**Given task:** Locate the string "ylabel" in the listing below. Copy every line where it is found.

**Materials provided:**
============

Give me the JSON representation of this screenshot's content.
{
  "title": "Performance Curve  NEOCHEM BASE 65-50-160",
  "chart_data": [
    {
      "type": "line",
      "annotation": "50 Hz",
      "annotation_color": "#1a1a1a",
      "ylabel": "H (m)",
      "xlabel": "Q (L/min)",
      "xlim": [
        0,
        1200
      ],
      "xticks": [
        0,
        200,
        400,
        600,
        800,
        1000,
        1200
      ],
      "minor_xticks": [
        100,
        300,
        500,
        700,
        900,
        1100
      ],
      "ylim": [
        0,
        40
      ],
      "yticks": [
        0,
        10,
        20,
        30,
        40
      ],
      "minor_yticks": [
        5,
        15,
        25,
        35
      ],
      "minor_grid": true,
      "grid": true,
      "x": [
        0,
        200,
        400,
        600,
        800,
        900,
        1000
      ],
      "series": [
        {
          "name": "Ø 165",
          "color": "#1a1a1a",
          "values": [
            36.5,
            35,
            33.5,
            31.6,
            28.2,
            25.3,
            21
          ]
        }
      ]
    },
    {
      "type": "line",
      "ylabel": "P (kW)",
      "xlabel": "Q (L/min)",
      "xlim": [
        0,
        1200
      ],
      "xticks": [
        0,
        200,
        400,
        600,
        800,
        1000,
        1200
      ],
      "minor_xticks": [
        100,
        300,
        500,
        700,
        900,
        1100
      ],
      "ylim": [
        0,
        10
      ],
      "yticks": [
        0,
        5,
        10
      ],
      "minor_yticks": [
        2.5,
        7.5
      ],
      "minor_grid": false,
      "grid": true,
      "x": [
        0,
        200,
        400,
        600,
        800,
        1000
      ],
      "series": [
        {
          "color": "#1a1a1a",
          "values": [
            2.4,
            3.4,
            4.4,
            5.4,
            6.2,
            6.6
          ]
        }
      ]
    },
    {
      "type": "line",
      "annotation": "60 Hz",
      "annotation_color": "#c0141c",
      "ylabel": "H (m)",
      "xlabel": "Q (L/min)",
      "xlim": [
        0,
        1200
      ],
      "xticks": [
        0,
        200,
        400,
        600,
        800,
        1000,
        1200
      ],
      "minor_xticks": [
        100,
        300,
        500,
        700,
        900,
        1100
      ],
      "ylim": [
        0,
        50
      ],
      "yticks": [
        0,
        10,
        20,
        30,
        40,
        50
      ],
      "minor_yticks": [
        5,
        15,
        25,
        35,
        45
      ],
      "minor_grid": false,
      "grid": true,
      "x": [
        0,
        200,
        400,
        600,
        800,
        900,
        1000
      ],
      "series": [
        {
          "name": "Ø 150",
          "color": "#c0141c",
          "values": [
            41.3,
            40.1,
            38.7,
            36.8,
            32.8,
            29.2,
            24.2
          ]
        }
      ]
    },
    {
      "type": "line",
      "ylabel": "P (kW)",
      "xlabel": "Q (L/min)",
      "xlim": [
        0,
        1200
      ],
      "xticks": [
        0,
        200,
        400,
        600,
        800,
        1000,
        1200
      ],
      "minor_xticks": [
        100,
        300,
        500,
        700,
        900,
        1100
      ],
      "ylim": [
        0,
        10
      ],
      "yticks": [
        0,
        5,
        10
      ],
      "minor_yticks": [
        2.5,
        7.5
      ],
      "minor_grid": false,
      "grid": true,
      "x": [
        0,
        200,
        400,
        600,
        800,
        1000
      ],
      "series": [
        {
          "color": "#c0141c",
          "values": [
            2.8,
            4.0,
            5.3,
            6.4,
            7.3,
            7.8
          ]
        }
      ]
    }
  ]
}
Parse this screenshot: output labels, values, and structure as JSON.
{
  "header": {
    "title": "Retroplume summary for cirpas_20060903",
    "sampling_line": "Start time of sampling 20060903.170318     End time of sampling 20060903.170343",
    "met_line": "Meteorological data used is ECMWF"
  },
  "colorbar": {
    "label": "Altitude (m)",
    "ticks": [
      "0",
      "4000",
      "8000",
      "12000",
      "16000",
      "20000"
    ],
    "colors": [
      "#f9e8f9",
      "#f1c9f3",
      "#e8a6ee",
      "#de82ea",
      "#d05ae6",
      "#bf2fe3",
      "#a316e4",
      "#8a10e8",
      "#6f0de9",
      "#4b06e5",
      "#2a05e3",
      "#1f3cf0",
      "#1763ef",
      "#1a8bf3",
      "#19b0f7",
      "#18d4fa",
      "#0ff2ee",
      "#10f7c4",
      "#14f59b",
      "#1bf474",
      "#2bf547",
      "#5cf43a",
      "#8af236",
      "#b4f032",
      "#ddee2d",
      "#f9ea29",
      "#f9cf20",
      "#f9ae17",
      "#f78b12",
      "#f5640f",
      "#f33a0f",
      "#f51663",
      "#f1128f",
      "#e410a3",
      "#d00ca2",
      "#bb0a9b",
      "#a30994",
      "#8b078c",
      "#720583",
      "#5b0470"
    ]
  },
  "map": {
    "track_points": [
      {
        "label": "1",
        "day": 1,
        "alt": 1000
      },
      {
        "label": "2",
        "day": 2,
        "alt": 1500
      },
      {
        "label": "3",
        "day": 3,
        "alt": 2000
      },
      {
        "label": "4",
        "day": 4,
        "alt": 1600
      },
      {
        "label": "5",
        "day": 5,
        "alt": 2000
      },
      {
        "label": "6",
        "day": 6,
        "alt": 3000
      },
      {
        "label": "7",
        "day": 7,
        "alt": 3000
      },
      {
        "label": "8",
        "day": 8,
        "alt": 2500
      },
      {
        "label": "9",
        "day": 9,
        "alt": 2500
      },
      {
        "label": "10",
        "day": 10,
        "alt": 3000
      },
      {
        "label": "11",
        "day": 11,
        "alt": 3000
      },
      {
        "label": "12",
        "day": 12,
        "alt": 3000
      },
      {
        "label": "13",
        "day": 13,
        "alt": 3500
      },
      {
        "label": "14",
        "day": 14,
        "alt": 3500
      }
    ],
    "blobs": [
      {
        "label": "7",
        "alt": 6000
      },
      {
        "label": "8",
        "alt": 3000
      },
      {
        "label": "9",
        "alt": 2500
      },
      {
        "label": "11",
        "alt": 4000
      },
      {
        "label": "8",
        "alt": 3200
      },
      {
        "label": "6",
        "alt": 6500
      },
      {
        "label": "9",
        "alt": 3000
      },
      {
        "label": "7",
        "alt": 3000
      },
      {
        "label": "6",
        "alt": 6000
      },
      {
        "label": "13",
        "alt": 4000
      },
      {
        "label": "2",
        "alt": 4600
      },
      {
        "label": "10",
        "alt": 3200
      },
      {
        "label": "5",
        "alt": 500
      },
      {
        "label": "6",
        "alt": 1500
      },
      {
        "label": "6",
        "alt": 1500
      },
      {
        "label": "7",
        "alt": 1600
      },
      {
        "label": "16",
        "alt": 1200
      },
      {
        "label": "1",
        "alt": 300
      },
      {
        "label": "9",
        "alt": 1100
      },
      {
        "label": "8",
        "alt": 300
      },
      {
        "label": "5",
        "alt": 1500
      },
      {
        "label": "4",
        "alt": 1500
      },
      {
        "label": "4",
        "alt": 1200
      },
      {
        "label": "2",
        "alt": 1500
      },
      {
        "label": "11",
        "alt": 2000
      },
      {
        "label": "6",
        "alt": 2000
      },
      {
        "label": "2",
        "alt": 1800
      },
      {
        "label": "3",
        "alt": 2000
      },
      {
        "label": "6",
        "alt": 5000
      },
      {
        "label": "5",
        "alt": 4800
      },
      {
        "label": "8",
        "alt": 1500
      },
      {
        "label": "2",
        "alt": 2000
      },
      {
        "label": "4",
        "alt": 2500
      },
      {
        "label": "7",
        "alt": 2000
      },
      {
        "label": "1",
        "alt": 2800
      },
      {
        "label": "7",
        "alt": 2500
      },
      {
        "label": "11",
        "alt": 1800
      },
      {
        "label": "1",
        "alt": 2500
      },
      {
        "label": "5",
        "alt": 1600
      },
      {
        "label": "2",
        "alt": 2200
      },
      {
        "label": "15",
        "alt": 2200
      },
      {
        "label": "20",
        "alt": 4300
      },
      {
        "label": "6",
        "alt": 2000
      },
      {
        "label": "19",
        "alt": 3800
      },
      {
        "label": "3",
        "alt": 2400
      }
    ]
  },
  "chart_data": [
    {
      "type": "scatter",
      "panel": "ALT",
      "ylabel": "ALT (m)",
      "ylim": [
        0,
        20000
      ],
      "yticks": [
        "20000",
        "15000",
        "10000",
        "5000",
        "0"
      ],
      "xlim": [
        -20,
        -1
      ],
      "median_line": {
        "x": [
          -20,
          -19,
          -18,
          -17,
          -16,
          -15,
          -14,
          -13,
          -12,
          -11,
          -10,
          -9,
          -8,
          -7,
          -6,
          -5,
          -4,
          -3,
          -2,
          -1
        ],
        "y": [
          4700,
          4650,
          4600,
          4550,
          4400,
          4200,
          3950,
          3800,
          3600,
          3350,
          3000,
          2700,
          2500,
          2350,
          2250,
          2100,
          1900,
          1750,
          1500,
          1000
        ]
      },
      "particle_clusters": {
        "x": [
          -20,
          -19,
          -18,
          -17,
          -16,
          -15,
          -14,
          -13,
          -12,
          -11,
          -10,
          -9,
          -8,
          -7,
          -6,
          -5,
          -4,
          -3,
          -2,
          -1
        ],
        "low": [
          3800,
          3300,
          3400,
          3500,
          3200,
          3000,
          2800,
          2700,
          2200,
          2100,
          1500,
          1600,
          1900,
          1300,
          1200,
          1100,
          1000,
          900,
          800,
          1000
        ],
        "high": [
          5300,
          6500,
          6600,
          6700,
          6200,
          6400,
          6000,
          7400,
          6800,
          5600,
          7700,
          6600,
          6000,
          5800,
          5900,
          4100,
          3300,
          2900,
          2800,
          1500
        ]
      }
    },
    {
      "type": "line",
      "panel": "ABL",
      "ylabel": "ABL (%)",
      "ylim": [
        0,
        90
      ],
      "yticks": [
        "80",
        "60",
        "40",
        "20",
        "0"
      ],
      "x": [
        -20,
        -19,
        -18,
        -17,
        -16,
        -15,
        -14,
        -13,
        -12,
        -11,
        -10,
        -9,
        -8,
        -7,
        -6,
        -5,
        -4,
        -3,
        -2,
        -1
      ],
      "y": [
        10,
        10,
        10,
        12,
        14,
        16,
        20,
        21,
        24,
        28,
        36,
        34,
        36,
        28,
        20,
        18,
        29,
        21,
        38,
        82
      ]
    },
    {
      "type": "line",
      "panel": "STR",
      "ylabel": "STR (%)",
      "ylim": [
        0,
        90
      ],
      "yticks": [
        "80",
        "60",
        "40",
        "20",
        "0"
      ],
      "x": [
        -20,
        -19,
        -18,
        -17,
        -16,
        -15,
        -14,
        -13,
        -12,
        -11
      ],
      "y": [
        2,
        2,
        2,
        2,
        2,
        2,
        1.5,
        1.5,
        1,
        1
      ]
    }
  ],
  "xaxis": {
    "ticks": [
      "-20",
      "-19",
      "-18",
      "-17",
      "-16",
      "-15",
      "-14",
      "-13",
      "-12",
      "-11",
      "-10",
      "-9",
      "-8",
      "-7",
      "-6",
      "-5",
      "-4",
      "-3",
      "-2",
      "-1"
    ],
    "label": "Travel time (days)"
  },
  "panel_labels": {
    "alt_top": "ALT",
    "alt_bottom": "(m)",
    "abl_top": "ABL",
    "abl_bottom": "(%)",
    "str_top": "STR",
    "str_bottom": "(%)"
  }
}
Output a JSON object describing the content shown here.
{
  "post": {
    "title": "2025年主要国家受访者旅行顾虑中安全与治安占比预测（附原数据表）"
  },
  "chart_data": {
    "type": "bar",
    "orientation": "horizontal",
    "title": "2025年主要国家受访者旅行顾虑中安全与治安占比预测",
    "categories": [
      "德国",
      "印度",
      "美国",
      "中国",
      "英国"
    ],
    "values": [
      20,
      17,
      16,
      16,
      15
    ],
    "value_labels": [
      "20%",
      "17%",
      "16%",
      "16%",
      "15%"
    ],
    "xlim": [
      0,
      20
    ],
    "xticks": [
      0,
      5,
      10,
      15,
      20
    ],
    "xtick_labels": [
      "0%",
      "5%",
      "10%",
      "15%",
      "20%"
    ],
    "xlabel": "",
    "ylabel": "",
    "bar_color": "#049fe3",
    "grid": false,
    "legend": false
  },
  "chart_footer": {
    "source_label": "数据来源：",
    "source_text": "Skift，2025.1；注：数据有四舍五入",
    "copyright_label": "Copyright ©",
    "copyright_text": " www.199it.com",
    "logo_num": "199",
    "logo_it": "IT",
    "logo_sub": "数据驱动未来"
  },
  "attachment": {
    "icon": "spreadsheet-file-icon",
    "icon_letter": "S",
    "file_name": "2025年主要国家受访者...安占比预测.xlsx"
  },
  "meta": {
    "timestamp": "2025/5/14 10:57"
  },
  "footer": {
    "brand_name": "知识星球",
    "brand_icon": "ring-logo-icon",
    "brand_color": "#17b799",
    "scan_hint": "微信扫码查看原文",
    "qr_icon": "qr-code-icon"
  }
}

============

**Task response:**
      "ylabel": "H (m)",
      "ylabel": "P (kW)",
      "ylabel": "H (m)",
      "ylabel": "P (kW)",
      "ylabel": "ALT (m)",
      "ylabel": "ABL (%)",
      "ylabel": "STR (%)",
    "ylabel": "",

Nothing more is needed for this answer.